** START **

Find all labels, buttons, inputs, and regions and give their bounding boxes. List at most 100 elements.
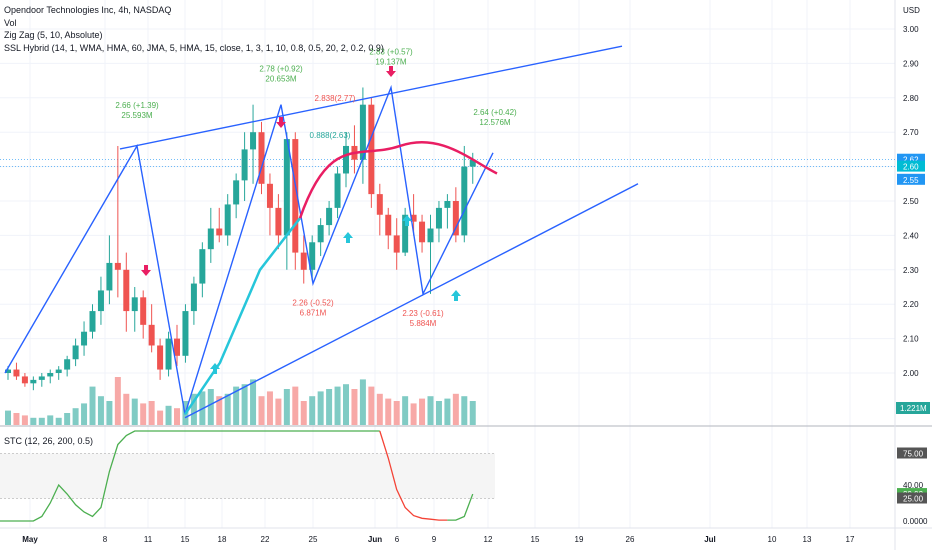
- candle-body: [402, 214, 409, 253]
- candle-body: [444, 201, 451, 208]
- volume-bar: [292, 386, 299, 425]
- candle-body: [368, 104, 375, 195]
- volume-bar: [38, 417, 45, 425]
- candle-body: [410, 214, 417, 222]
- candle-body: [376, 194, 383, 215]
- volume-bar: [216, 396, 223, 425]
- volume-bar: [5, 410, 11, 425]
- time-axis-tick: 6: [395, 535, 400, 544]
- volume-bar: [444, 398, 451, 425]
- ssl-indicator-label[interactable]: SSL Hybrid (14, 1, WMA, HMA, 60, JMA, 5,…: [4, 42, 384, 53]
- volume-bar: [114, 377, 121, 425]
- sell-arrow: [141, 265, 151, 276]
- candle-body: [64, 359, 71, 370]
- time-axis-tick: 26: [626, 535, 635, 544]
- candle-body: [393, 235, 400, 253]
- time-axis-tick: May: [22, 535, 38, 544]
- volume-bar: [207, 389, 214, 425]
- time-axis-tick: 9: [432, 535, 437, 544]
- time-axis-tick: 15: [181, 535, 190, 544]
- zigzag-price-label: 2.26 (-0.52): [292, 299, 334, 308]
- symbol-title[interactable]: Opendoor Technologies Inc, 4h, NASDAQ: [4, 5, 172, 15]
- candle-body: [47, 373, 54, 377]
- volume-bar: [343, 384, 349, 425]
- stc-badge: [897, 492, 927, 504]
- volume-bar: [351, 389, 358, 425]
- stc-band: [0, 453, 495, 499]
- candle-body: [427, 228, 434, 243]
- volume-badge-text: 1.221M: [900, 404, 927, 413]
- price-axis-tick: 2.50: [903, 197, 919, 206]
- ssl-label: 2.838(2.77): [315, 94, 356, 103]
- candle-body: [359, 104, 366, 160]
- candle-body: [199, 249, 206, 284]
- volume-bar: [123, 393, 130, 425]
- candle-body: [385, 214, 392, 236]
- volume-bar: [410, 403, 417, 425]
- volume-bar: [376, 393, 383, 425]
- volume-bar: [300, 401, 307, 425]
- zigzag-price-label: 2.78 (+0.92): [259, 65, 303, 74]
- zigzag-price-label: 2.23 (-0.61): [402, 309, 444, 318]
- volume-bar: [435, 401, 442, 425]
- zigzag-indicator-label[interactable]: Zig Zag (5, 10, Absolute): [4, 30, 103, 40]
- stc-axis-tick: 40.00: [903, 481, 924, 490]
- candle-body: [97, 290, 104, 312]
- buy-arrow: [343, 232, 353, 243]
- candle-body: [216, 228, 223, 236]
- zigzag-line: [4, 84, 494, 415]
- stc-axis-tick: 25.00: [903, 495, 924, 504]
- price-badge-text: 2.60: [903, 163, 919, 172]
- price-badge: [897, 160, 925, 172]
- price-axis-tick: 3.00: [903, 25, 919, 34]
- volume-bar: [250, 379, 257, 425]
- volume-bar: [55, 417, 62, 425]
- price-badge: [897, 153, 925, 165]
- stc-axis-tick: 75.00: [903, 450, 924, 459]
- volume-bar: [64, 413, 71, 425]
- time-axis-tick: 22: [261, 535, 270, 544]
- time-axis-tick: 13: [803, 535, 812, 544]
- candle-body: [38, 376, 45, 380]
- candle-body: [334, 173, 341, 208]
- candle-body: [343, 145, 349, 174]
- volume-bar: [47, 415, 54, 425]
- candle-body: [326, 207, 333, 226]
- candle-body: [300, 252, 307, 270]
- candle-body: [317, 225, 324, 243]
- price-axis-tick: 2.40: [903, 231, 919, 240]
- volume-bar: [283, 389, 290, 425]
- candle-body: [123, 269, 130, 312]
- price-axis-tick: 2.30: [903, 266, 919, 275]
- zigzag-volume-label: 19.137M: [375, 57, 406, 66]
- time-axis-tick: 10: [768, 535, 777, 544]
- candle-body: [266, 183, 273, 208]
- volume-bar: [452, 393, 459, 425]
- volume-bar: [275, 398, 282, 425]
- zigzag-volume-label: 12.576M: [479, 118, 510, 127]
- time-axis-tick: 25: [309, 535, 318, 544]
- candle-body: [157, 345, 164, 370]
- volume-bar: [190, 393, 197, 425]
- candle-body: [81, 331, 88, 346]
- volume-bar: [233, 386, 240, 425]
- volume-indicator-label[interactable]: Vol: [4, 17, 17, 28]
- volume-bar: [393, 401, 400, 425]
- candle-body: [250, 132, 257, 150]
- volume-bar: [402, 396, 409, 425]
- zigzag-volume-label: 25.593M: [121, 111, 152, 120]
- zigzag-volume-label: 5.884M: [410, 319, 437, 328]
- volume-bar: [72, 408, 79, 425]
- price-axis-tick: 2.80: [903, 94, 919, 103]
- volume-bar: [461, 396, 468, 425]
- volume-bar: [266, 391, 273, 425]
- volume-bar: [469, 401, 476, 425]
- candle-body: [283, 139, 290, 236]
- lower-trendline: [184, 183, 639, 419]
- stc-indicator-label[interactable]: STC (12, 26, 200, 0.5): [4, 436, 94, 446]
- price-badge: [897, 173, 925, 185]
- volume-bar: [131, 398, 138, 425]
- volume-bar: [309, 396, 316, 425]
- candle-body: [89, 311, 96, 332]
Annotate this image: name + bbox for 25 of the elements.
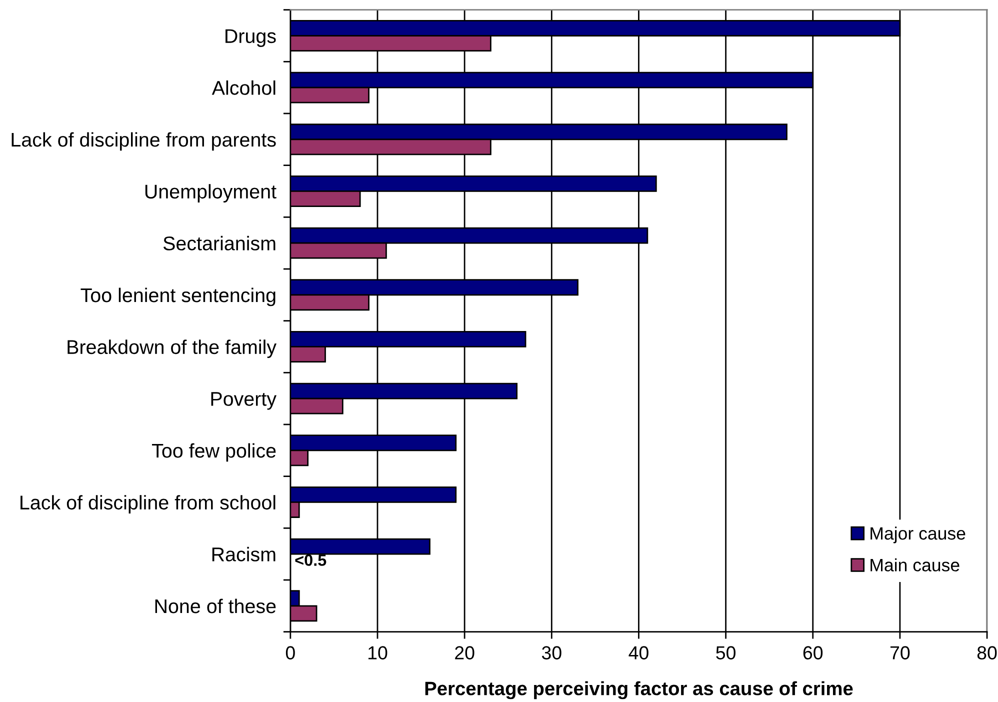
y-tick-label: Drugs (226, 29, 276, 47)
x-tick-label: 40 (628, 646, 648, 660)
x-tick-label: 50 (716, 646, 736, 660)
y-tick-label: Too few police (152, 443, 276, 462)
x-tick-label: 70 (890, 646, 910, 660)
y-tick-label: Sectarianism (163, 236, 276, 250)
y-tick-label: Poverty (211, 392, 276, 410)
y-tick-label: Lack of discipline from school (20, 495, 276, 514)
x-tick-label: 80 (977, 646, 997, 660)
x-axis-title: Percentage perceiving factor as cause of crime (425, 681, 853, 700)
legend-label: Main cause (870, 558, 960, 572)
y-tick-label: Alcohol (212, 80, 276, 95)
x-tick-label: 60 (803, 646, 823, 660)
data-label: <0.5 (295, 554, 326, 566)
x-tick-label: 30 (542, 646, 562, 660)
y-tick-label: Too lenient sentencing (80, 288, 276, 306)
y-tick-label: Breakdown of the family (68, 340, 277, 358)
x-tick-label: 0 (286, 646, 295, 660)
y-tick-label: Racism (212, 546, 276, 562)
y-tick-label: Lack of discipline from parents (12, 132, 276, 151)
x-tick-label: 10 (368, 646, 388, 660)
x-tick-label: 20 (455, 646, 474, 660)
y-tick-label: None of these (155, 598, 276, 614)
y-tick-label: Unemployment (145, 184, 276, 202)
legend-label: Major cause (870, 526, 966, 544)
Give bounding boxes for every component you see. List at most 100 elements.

** END **

Can you copy every line of the listing above word for word, leaving out the pictures?

Find all labels, buttons, inputs, and regions and give their bounding boxes. List at most 100 elements.
- candle-body: [402, 214, 409, 253]
- candle-body: [444, 201, 451, 208]
- volume-bar: [292, 386, 299, 425]
- candle-body: [368, 104, 375, 195]
- volume-bar: [38, 417, 45, 425]
- candle-body: [410, 214, 417, 222]
- candle-body: [376, 194, 383, 215]
- volume-bar: [216, 396, 223, 425]
- volume-bar: [5, 410, 11, 425]
- time-axis-tick: 6: [395, 535, 400, 544]
- volume-bar: [444, 398, 451, 425]
- ssl-indicator-label[interactable]: SSL Hybrid (14, 1, WMA, HMA, 60, JMA, 5,…: [4, 42, 384, 53]
- volume-bar: [114, 377, 121, 425]
- sell-arrow: [141, 265, 151, 276]
- candle-body: [64, 359, 71, 370]
- time-axis-tick: 26: [626, 535, 635, 544]
- candle-body: [393, 235, 400, 253]
- time-axis-tick: May: [22, 535, 38, 544]
- volume-bar: [207, 389, 214, 425]
- time-axis-tick: 9: [432, 535, 437, 544]
- time-axis-tick: 15: [181, 535, 190, 544]
- zigzag-price-label: 2.26 (-0.52): [292, 299, 334, 308]
- symbol-title[interactable]: Opendoor Technologies Inc, 4h, NASDAQ: [4, 5, 172, 15]
- candle-body: [47, 373, 54, 377]
- volume-bar: [343, 384, 349, 425]
- stc-badge: [897, 492, 927, 504]
- volume-bar: [351, 389, 358, 425]
- stc-band: [0, 453, 495, 499]
- candle-body: [427, 228, 434, 243]
- volume-badge-text: 1.221M: [900, 404, 927, 413]
- price-axis-tick: 2.50: [903, 197, 919, 206]
- ssl-label: 2.838(2.77): [315, 94, 356, 103]
- candle-body: [359, 104, 366, 160]
- candle-body: [199, 249, 206, 284]
- volume-bar: [123, 393, 130, 425]
- candle-body: [385, 214, 392, 236]
- volume-bar: [410, 403, 417, 425]
- volume-bar: [376, 393, 383, 425]
- volume-bar: [300, 401, 307, 425]
- zigzag-price-label: 2.78 (+0.92): [259, 65, 303, 74]
- zigzag-price-label: 2.23 (-0.61): [402, 309, 444, 318]
- volume-bar: [435, 401, 442, 425]
- zigzag-indicator-label[interactable]: Zig Zag (5, 10, Absolute): [4, 30, 103, 40]
- stc-axis-tick: 40.00: [903, 481, 924, 490]
- candle-body: [97, 290, 104, 312]
- buy-arrow: [343, 232, 353, 243]
- candle-body: [216, 228, 223, 236]
- zigzag-line: [4, 84, 494, 415]
- stc-axis-tick: 25.00: [903, 495, 924, 504]
- price-badge-text: 2.60: [903, 163, 919, 172]
- price-badge: [897, 160, 925, 172]
- price-axis-tick: 3.00: [903, 25, 919, 34]
- volume-bar: [250, 379, 257, 425]
- volume-bar: [55, 417, 62, 425]
- price-badge: [897, 153, 925, 165]
- stc-axis-tick: 75.00: [903, 450, 924, 459]
- volume-bar: [64, 413, 71, 425]
- time-axis-tick: 22: [261, 535, 270, 544]
- time-axis-tick: 13: [803, 535, 812, 544]
- candle-body: [38, 376, 45, 380]
- candle-body: [334, 173, 341, 208]
- candle-body: [343, 145, 349, 174]
- volume-bar: [47, 415, 54, 425]
- candle-body: [326, 207, 333, 226]
- candle-body: [300, 252, 307, 270]
- candle-body: [317, 225, 324, 243]
- price-axis-tick: 2.40: [903, 231, 919, 240]
- volume-bar: [283, 389, 290, 425]
- candle-body: [123, 269, 130, 312]
- price-axis-tick: 2.30: [903, 266, 919, 275]
- zigzag-volume-label: 19.137M: [375, 57, 406, 66]
- time-axis-tick: 10: [768, 535, 777, 544]
- candle-body: [266, 183, 273, 208]
- volume-bar: [452, 393, 459, 425]
- volume-bar: [275, 398, 282, 425]
- zigzag-volume-label: 12.576M: [479, 118, 510, 127]
- time-axis-tick: 25: [309, 535, 318, 544]
- candle-body: [157, 345, 164, 370]
- volume-bar: [190, 393, 197, 425]
- candle-body: [81, 331, 88, 346]
- volume-bar: [233, 386, 240, 425]
- volume-indicator-label[interactable]: Vol: [4, 17, 17, 28]
- volume-bar: [393, 401, 400, 425]
- candle-body: [250, 132, 257, 150]
- volume-bar: [402, 396, 409, 425]
- zigzag-volume-label: 25.593M: [121, 111, 152, 120]
- zigzag-volume-label: 5.884M: [410, 319, 437, 328]
- volume-bar: [72, 408, 79, 425]
- price-axis-tick: 2.80: [903, 94, 919, 103]
- volume-bar: [461, 396, 468, 425]
- volume-bar: [266, 391, 273, 425]
- volume-bar: [469, 401, 476, 425]
- candle-body: [283, 139, 290, 236]
- lower-trendline: [184, 183, 639, 419]
- stc-indicator-label[interactable]: STC (12, 26, 200, 0.5): [4, 436, 94, 446]
- price-badge: [897, 173, 925, 185]
- volume-bar: [131, 398, 138, 425]
- volume-bar: [309, 396, 316, 425]
- candle-body: [89, 311, 96, 332]
Annotate this image: name + bbox for 25 of the elements.
y-tick-label: Drugs (226, 29, 276, 47)
x-tick-label: 40 (628, 646, 648, 660)
x-tick-label: 50 (716, 646, 736, 660)
y-tick-label: Too few police (152, 443, 276, 462)
x-tick-label: 70 (890, 646, 910, 660)
y-tick-label: Sectarianism (163, 236, 276, 250)
y-tick-label: Poverty (211, 392, 276, 410)
y-tick-label: Lack of discipline from school (20, 495, 276, 514)
x-tick-label: 80 (977, 646, 997, 660)
x-axis-title: Percentage perceiving factor as cause of crime (425, 681, 853, 700)
legend-label: Main cause (870, 558, 960, 572)
y-tick-label: Alcohol (212, 80, 276, 95)
x-tick-label: 60 (803, 646, 823, 660)
data-label: <0.5 (295, 554, 326, 566)
x-tick-label: 30 (542, 646, 562, 660)
y-tick-label: Too lenient sentencing (80, 288, 276, 306)
y-tick-label: Breakdown of the family (68, 340, 277, 358)
x-tick-label: 0 (286, 646, 295, 660)
y-tick-label: Racism (212, 546, 276, 562)
y-tick-label: Lack of discipline from parents (12, 132, 276, 151)
x-tick-label: 10 (368, 646, 388, 660)
x-tick-label: 20 (455, 646, 474, 660)
y-tick-label: None of these (155, 598, 276, 614)
y-tick-label: Unemployment (145, 184, 276, 202)
legend-label: Major cause (870, 526, 966, 544)
Give bounding boxes for every component you see. List at most 100 elements.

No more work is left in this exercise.